#### Required task 1:
In the forum thread about the OM-D and flash, which flash unit does Kevmaughan use with the OM-D?
+--
Help needed with OM-D and flash

Discussion in 'Olympus Cameras' started by Kevmaughan, Jun 12, 2012.

  1. Kevmaughan

    Kevmaughan Mu-43 Regular

    Dec 26, 2011
    I am having trouble with underexposed shots using my OM-D and the Fl600. With my canon ttl, I can shoot with flash (in ttl mode) and camera in manual and if I am underexposed, the flash will boost output to create a well exposed shot. With the OM-d and fl600, I don't see the same results. The flash is firing but doesn't seem to add much light to the exposure. I am using the Olympus flash bracket and a lightbender but these type of gizmos didn't seem to hinder the canon ttl setup.
    Could somebody help me figure this out so I don't have to resort to aperture mode or manual flash when I'm trying to take indoor shots of my kids
  2. dre_tech

    dre_tech Mu-43 Veteran

    Jan 31, 2012
    Can you get a decent exposure in Aperture Priority? I presume the flash is in TTL...

    What kind of exposure do you have dialed in while in M? I assume you're at ISO200, what SS and aperture? I don't imagine that indoors you could set the exposure to allow so little light that not even 1/1 flash power would expose ok.

    If I understand correctly, you want to underexpose the shot throughout and then use the flash to light it up as TTL sees fit.
  3. Kevmaughan

    Kevmaughan Mu-43 Regular

    Dec 26, 2011
    Typically I use a 1/60 or 1/80th shutter and aperture around f2-f4 depending on the DOF I need. ISO is usually kept between 800-3200.
    My experience with the canon ttl was quite easy in that even if I was showing 2-3 stops of underexposure, the flash would make up the difference. The FL600 flash has the power to do this in a fairly small room, but I am needing a pretty big bump in exposure using LR4.1 (.5-1.5 stops).
    With the canon ttl system you can independently change the flash metering from evaluative to averaging which helps indoors. I do not see a similar option on the Om-d.

    Ill fiddle around some more and see if I can figure this out.
  4. Sammyboy

    Sammyboy m43 Pro

    Oct 26, 2010
    Steeler Country
    You can do the same with the Olympus RC flash system. Both flash and bodies have +/- compensation, by doing a little experimenting, you will find the settings that suit your needs and give you the results you desire.
  5. ckrueger

    ckrueger Mu-43 Veteran

    Jul 16, 2011
    I shoot my Oly FL36R in TTL the same way I shoot my Canon 580EX in ETTL; it performs the same way, at least in M mode.
+--
#### Required task 2:
In the records, update the part that opens with the line containing "List all visible" and closes with the line containing "svg-text:2: 2 [469,212,477,225]" by replacing "components" with "elements", leaving everything else unchanged. Give only those lines, and leave out the pictures.

Stored items from a collection
+--
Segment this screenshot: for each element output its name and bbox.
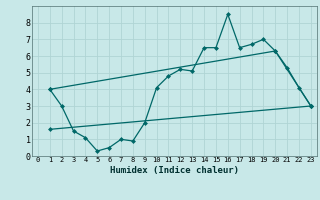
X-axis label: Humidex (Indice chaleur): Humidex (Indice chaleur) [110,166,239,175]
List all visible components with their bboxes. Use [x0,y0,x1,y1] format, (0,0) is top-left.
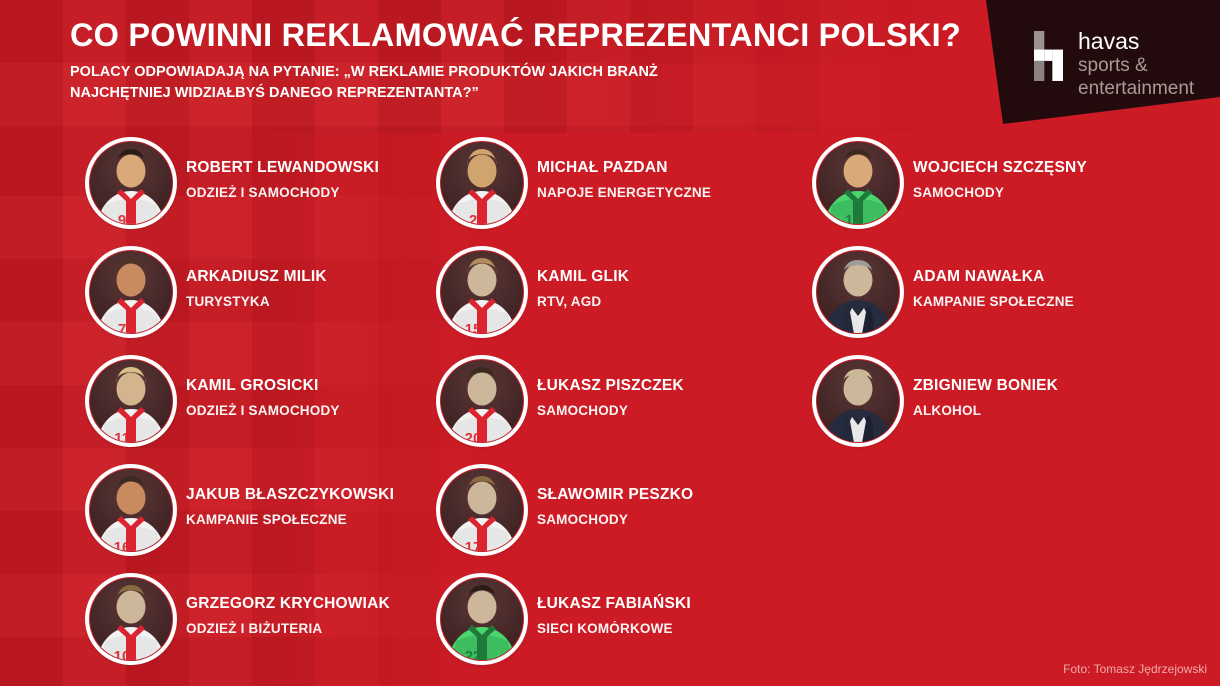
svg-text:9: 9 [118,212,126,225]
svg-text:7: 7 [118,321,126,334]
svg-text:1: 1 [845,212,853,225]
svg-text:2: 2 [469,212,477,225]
+--
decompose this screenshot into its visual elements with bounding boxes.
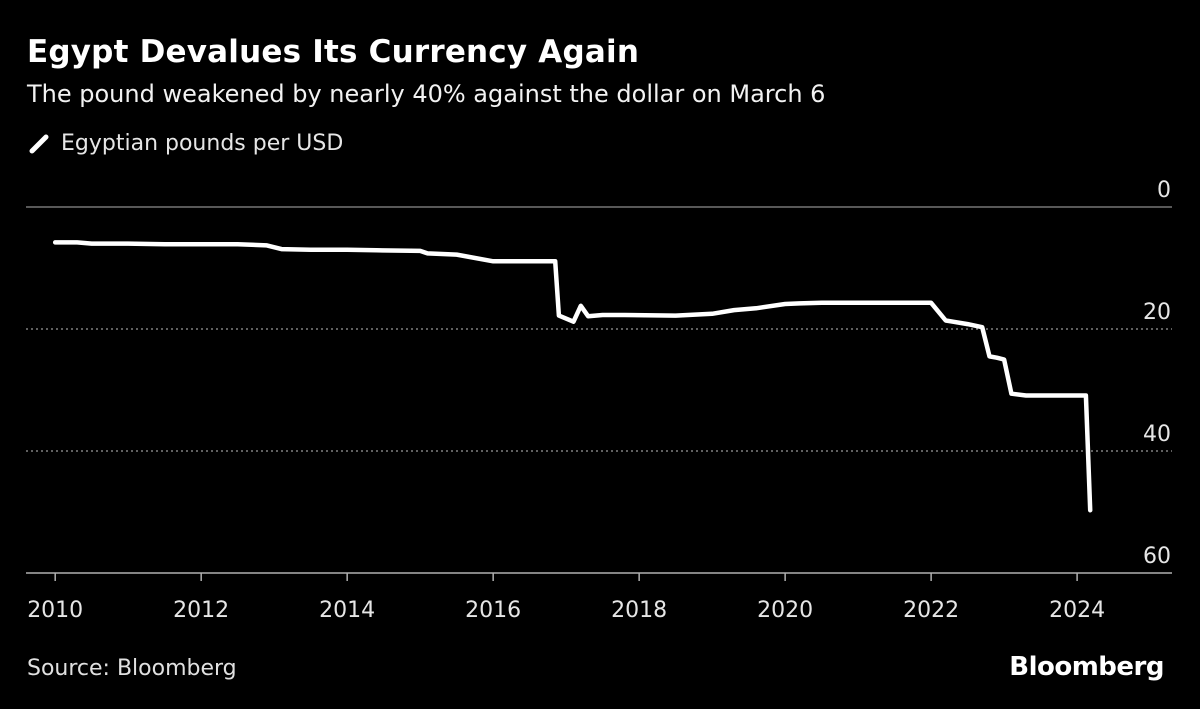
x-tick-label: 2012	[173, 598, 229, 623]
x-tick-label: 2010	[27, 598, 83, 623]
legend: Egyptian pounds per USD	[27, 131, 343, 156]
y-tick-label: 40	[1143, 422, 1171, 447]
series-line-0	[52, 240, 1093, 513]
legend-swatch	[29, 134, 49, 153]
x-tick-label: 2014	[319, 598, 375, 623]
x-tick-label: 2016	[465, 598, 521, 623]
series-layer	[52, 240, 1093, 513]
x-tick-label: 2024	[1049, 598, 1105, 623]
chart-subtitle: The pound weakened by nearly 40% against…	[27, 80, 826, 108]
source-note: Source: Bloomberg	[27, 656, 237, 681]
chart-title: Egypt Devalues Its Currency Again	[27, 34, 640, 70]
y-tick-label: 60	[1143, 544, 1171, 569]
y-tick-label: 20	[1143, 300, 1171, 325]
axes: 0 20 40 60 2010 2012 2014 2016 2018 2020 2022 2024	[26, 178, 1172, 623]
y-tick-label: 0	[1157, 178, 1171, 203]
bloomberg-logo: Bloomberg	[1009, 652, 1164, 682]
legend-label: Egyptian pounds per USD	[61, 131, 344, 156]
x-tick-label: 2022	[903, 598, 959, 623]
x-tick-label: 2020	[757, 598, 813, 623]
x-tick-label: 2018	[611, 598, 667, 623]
+--
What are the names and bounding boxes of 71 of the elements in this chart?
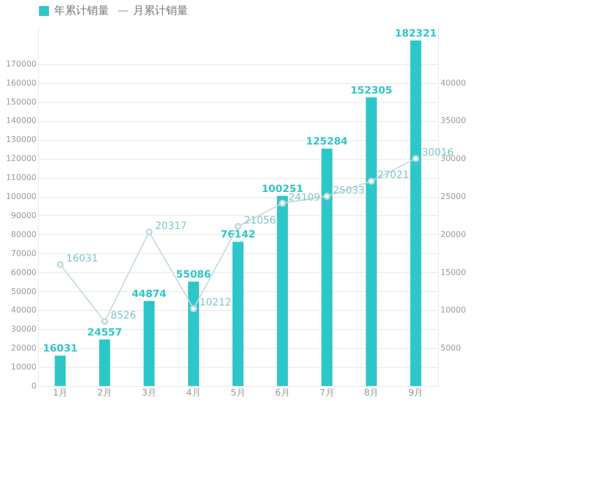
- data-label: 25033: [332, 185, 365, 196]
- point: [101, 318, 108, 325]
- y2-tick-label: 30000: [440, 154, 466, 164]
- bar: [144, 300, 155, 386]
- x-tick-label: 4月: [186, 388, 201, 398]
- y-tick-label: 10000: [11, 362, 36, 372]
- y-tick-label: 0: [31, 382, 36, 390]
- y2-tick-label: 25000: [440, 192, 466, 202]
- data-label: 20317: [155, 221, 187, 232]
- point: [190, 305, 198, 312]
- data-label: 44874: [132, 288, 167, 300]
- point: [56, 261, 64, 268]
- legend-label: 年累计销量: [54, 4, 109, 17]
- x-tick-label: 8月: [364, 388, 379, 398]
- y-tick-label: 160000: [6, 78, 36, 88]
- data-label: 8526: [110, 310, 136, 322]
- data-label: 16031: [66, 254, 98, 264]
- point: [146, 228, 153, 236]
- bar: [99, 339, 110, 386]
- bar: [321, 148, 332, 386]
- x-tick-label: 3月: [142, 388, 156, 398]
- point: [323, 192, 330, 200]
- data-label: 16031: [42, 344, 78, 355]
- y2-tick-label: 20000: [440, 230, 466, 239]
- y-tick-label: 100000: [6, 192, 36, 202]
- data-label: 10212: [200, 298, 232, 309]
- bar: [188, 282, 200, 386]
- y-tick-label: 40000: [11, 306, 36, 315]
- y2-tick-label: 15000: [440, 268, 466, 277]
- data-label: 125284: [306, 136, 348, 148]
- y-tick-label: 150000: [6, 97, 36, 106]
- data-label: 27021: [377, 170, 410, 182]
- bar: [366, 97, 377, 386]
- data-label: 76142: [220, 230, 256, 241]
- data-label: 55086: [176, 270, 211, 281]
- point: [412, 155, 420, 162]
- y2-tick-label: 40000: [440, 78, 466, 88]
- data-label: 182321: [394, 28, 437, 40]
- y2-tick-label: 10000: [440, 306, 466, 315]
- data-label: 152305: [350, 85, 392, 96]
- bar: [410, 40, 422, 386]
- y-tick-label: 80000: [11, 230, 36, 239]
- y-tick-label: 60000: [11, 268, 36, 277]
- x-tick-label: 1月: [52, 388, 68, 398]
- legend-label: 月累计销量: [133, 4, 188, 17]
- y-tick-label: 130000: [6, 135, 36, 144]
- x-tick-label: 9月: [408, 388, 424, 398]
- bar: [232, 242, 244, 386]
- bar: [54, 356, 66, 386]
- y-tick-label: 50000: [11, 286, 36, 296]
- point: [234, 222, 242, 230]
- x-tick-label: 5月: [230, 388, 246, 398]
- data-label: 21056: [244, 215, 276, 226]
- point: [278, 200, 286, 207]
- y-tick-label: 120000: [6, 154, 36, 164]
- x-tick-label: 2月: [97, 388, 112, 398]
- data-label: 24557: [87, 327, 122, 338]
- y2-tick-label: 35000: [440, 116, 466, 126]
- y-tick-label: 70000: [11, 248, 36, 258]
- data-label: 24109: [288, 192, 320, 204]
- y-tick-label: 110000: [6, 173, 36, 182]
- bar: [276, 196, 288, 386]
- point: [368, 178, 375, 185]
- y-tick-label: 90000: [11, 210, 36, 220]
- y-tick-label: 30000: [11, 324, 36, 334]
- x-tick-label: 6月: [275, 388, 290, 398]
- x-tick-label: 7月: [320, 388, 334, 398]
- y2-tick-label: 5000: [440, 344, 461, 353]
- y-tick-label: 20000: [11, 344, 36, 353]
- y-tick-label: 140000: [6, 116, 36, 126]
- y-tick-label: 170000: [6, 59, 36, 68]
+--
#### Task solution 1:
The FL600.

#### Task solution 2:
List all visible elements with their bboxes. Use [x0,y0,x1,y1] format, (0,0) is top-left.
svg-text:9: 9 [118,212,126,225]
svg-text:7: 7 [118,321,126,334]
svg-text:1: 1 [845,212,853,225]
svg-text:2: 2 [469,212,477,225]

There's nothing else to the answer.